[Begin]

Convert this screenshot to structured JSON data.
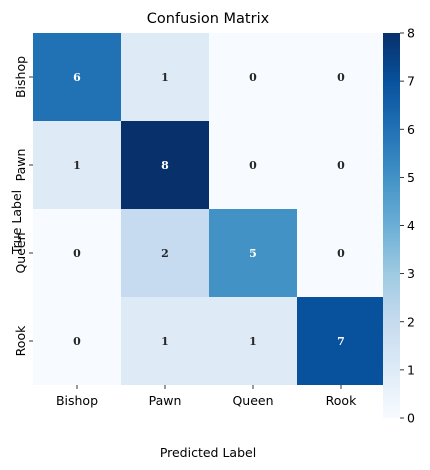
{
  "chart_data": {
    "type": "heatmap",
    "title": "Confusion Matrix",
    "xlabel": "Predicted Label",
    "ylabel": "True Label",
    "x_categories": [
      "Bishop",
      "Pawn",
      "Queen",
      "Rook"
    ],
    "y_categories": [
      "Bishop",
      "Pawn",
      "Queen",
      "Rook"
    ],
    "values": [
      [
        6,
        1,
        0,
        0
      ],
      [
        1,
        8,
        0,
        0
      ],
      [
        0,
        2,
        5,
        0
      ],
      [
        0,
        1,
        1,
        7
      ]
    ],
    "colorbar": {
      "min": 0,
      "max": 8,
      "ticks": [
        "0",
        "1",
        "2",
        "3",
        "4",
        "5",
        "6",
        "7",
        "8"
      ]
    },
    "colormap": "Blues",
    "grid": false
  }
}
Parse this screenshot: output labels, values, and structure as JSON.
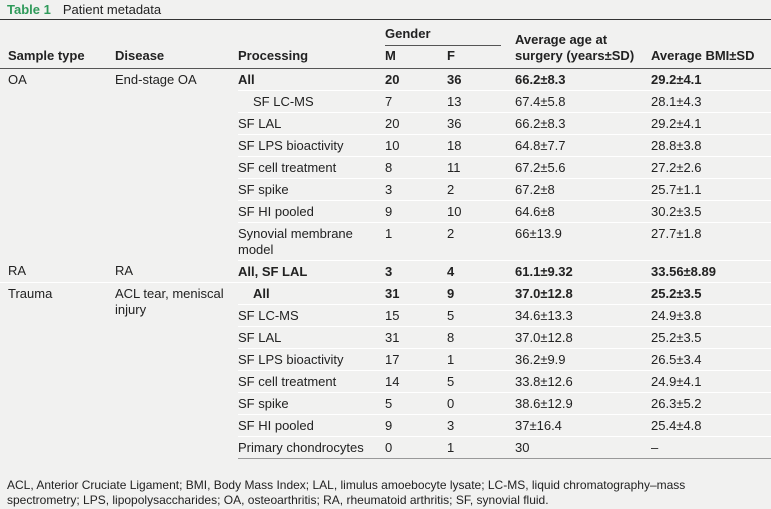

[End]

* **What is being asked**
Word for word, quote the full listing, omitting every picture.

* **Exercise response**
Convert this screenshot to structured JSON data.
{
  "chart_data": {
    "type": "heatmap",
    "title": "Confusion Matrix",
    "xlabel": "Predicted Label",
    "ylabel": "True Label",
    "x_categories": [
      "Bishop",
      "Pawn",
      "Queen",
      "Rook"
    ],
    "y_categories": [
      "Bishop",
      "Pawn",
      "Queen",
      "Rook"
    ],
    "values": [
      [
        6,
        1,
        0,
        0
      ],
      [
        1,
        8,
        0,
        0
      ],
      [
        0,
        2,
        5,
        0
      ],
      [
        0,
        1,
        1,
        7
      ]
    ],
    "colorbar": {
      "min": 0,
      "max": 8,
      "ticks": [
        "0",
        "1",
        "2",
        "3",
        "4",
        "5",
        "6",
        "7",
        "8"
      ]
    },
    "colormap": "Blues",
    "grid": false
  }
}
Parse this screenshot: output labels, values, and structure as JSON.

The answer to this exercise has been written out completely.